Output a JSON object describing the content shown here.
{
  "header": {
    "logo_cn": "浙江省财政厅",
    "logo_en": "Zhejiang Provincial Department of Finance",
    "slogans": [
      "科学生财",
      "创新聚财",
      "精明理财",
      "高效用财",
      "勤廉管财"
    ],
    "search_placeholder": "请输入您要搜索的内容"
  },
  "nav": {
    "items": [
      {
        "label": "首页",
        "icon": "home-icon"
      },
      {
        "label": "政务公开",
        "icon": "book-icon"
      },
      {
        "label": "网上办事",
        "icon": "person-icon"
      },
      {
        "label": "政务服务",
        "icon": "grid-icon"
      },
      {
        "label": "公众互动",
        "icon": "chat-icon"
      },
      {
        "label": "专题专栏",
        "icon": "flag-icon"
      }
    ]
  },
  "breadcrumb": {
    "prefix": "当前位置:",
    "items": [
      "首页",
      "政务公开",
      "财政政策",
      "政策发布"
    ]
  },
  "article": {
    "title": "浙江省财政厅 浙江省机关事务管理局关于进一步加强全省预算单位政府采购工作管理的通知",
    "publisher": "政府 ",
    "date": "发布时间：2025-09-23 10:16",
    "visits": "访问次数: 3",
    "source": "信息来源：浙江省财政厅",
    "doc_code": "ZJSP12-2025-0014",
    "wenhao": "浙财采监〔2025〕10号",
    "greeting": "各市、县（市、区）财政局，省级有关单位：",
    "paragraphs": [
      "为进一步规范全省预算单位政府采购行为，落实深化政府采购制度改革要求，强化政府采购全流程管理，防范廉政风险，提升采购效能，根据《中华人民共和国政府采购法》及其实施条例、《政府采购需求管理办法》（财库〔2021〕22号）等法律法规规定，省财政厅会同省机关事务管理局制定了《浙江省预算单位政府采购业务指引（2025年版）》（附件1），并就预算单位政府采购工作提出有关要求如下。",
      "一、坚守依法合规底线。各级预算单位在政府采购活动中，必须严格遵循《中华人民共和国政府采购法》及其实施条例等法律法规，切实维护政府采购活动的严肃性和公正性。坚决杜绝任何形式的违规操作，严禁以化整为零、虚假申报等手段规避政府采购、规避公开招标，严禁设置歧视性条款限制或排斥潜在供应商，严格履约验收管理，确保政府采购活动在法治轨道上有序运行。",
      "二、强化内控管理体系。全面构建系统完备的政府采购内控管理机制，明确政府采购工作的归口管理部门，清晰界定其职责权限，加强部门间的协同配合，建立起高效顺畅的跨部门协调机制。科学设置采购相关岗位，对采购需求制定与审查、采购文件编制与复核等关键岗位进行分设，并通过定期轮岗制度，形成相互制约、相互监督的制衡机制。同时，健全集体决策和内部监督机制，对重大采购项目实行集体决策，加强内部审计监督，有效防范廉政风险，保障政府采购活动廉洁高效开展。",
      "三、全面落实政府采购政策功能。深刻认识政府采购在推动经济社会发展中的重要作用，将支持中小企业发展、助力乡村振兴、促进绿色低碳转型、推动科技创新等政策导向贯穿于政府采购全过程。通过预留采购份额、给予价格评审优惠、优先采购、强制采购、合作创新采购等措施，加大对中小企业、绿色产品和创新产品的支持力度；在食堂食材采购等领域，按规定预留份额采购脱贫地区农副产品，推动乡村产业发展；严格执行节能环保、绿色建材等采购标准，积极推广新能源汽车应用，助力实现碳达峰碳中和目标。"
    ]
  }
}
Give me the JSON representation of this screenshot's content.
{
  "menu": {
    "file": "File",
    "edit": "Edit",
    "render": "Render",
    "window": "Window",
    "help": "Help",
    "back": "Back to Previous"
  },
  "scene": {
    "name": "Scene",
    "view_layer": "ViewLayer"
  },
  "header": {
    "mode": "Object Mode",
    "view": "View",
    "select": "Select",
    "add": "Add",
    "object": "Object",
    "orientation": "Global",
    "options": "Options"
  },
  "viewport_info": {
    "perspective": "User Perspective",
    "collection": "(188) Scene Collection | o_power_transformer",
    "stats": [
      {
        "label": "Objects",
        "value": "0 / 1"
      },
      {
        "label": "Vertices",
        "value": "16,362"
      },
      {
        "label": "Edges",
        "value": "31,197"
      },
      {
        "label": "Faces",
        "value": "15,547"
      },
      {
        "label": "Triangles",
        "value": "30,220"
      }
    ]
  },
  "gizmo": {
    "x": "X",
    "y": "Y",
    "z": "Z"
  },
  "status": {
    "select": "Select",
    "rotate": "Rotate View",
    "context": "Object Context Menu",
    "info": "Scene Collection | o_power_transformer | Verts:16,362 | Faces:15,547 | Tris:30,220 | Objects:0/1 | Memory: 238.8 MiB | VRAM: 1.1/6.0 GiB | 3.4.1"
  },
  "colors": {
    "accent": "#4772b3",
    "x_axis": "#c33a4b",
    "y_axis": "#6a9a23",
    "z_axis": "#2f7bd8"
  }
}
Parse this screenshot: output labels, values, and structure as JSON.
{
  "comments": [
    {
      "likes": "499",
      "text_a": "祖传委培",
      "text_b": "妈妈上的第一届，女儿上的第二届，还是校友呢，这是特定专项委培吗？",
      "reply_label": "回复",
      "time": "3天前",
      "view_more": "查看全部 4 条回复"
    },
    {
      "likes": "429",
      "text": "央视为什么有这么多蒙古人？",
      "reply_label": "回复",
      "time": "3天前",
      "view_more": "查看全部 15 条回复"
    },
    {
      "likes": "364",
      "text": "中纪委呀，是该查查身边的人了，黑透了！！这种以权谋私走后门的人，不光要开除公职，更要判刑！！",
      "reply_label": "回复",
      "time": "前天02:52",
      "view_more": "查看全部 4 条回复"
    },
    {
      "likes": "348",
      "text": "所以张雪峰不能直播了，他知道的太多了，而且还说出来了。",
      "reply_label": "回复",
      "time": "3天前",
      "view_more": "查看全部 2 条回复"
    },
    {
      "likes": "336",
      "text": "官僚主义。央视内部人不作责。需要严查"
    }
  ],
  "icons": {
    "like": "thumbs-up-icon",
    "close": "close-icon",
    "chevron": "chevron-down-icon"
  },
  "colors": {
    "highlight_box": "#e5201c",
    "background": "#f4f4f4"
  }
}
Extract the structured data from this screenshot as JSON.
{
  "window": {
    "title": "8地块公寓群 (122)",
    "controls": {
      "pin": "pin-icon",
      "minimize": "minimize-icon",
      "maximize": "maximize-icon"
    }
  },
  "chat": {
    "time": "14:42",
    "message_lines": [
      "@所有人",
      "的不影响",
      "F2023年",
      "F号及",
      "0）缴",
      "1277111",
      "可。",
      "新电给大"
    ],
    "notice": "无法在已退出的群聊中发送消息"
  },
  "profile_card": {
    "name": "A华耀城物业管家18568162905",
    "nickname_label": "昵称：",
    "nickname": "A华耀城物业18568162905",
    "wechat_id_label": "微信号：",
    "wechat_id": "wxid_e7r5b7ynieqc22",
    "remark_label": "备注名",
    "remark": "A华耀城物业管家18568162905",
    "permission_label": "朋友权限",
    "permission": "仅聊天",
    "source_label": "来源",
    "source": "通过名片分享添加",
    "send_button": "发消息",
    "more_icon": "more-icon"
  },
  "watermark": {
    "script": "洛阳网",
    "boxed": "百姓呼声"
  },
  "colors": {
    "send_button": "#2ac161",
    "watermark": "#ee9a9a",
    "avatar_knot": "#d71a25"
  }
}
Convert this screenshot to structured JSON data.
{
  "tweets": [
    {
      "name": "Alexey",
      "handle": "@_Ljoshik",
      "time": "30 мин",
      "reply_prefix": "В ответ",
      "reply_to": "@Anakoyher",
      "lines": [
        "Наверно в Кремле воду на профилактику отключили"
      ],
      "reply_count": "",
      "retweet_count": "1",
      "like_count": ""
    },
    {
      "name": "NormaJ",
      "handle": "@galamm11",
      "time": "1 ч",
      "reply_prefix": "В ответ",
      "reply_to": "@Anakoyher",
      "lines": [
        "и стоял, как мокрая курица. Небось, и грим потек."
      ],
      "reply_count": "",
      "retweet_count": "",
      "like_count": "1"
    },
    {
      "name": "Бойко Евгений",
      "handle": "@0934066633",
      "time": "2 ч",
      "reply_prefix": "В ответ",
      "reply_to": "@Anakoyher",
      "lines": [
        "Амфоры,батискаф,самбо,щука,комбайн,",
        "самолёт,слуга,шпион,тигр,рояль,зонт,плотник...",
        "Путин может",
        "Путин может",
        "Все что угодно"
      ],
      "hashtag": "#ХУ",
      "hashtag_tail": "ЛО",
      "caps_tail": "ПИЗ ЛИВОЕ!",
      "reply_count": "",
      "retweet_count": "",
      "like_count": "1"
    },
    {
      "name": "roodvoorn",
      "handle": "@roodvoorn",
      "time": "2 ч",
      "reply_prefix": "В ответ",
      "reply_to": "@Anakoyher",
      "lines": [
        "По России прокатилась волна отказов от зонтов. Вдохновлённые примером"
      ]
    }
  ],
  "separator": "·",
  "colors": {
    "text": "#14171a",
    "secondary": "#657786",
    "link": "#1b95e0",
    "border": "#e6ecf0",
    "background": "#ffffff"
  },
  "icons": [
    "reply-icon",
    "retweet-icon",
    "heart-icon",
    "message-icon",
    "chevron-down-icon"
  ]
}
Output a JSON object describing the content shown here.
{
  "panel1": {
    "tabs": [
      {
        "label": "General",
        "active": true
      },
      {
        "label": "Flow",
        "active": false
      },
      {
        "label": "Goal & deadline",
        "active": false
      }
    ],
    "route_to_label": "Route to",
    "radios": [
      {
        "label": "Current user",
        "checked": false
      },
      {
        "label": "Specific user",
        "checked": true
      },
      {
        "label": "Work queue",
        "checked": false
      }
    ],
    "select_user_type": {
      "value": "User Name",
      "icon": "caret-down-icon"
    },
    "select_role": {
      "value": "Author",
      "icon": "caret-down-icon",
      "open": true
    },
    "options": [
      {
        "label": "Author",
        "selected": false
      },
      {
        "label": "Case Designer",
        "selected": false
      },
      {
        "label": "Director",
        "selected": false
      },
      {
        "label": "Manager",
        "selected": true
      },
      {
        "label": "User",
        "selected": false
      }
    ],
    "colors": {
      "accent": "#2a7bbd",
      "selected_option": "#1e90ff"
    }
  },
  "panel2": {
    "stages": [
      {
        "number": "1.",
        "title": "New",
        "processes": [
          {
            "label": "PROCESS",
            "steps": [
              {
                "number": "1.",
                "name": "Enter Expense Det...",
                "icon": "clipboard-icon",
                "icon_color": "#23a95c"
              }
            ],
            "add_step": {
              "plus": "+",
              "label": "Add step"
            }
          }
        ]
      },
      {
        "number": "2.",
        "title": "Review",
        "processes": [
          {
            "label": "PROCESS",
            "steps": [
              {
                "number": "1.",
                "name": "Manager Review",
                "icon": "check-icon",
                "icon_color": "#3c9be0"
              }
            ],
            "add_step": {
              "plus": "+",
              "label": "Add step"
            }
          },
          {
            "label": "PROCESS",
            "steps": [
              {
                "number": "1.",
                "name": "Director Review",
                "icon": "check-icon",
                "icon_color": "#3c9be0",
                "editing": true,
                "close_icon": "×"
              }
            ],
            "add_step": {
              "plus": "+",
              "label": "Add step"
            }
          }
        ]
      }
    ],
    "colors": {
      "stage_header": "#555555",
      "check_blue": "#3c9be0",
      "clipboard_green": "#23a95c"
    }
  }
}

▸ Stated problem
Where a line of the material above holds the string "Objects", copy that line.

▸ Exercise response
        "label": "Objects",
    "info": "Scene Collection | o_power_transformer | Verts:16,362 | Faces:15,547 | Tris:30,220 | Objects:0/1 | Memory: 238.8 MiB | VRAM: 1.1/6.0 GiB | 3.4.1"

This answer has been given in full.